Pull out every line in the data that has the string "long" in it.

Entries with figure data
☆ ☆ ☆ ☆
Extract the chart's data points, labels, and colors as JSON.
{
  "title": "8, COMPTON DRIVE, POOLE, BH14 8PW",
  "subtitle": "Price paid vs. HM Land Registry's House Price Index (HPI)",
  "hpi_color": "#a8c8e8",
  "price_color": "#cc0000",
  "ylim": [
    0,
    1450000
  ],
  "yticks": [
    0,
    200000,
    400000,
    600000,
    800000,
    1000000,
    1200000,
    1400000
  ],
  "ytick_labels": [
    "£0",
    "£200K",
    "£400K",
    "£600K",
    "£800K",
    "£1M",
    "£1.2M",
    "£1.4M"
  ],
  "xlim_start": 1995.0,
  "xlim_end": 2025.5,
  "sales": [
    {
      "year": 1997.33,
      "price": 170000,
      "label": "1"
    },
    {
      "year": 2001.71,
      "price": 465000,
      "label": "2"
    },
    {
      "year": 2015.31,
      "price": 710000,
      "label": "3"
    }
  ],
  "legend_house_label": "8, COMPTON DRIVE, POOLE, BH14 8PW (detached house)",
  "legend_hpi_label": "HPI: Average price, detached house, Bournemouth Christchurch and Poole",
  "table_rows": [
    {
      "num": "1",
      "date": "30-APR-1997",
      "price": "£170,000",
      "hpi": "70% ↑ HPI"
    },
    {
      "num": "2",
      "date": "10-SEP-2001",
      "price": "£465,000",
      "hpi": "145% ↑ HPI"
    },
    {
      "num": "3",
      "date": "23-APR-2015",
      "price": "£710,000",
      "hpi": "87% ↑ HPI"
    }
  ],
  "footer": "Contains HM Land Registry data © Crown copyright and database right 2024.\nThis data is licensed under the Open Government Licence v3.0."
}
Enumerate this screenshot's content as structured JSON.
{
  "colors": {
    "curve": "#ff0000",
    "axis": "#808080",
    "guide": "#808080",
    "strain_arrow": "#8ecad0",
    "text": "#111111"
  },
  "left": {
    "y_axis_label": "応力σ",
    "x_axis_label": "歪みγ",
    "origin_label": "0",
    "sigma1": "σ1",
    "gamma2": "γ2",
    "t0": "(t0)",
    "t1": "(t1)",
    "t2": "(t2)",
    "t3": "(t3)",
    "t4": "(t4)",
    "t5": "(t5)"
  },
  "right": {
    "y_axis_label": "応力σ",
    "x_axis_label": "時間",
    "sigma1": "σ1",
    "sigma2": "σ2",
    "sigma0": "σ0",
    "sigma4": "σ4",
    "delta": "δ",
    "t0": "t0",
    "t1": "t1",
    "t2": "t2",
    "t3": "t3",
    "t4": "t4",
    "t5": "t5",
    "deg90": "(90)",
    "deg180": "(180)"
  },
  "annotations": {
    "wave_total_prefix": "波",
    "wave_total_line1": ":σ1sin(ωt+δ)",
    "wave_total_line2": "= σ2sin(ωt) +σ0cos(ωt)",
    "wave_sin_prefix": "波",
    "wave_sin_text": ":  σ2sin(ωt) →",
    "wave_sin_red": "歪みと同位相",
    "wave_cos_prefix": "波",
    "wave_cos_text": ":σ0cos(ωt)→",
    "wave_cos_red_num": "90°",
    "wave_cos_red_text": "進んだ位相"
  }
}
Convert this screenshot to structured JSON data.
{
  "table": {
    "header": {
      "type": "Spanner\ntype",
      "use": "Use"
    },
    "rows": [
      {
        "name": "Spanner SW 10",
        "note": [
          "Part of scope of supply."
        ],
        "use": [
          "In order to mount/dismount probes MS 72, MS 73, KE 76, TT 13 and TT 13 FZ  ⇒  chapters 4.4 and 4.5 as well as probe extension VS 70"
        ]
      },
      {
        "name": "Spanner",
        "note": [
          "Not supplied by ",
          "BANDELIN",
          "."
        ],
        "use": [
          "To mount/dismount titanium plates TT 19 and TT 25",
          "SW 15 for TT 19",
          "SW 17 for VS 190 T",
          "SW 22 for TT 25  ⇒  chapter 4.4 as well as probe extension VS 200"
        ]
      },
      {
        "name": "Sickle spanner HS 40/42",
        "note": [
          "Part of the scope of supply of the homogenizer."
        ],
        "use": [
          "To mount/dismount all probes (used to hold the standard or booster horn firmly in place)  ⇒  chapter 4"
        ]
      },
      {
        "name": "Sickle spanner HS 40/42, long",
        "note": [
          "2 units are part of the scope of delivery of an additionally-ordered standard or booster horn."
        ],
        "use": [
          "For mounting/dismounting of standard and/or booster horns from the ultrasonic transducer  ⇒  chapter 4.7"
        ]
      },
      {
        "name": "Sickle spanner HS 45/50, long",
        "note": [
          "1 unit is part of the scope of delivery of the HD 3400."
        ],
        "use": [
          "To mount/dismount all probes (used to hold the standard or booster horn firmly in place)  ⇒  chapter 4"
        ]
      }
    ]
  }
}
☆ ☆ ☆ ☆
Answer to this exercise:
        "name": "Sickle spanner HS 40/42, long",
        "name": "Sickle spanner HS 45/50, long",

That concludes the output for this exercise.